• [What needs to be done]: Which lines of the records contain "cost"? Collect every one of them.

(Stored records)
-------

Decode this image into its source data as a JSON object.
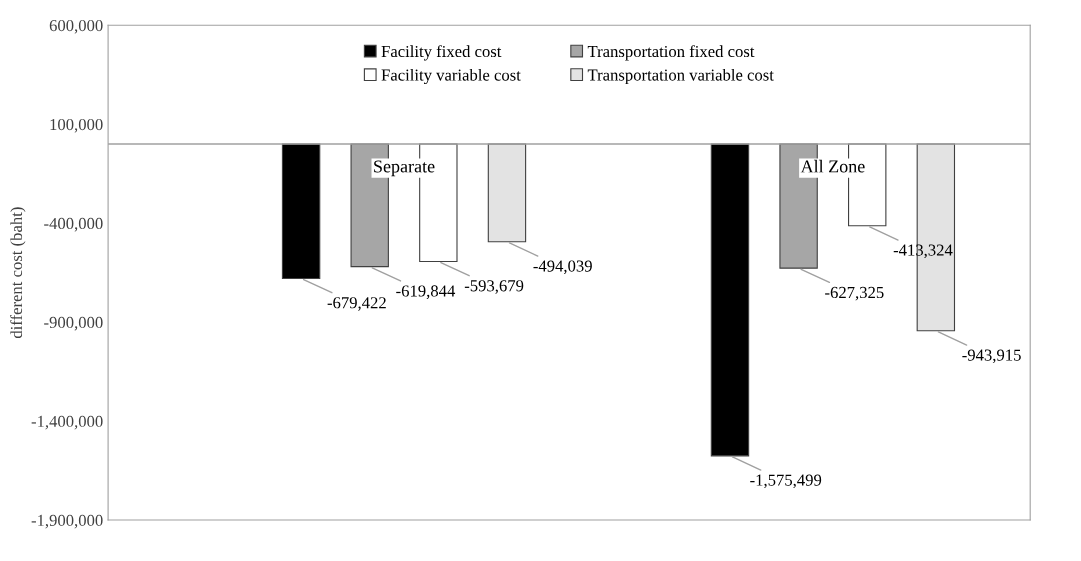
{
  "chart_data": {
    "type": "bar",
    "ylabel": "different cost (baht)",
    "categories": [
      "Separate",
      "All Zone"
    ],
    "series": [
      {
        "name": "Facility fixed cost",
        "color": "#000000",
        "values": [
          -679422,
          -1575499
        ],
        "value_labels": [
          "-679,422",
          "-1,575,499"
        ]
      },
      {
        "name": "Transportation fixed cost",
        "color": "#a6a6a6",
        "values": [
          -619844,
          -627325
        ],
        "value_labels": [
          "-619,844",
          "-627,325"
        ]
      },
      {
        "name": "Facility variable cost",
        "color": "#ffffff",
        "values": [
          -593679,
          -413324
        ],
        "value_labels": [
          "-593,679",
          "-413,324"
        ]
      },
      {
        "name": "Transportation variable cost",
        "color": "#e3e3e3",
        "values": [
          -494039,
          -943915
        ],
        "value_labels": [
          "-494,039",
          "-943,915"
        ]
      }
    ],
    "ylim": [
      -1900000,
      600000
    ],
    "yticks": [
      {
        "value": 600000,
        "label": "600,000"
      },
      {
        "value": 100000,
        "label": "100,000"
      },
      {
        "value": -400000,
        "label": "-400,000"
      },
      {
        "value": -900000,
        "label": "-900,000"
      },
      {
        "value": -1400000,
        "label": "-1,400,000"
      },
      {
        "value": -1900000,
        "label": "-1,900,000"
      }
    ],
    "legend": "top",
    "grid": false
  }
}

-------

• [Solution for this exercise]:
    "ylabel": "different cost (baht)",
        "name": "Facility fixed cost",
        "name": "Transportation fixed cost",
        "name": "Facility variable cost",
        "name": "Transportation variable cost",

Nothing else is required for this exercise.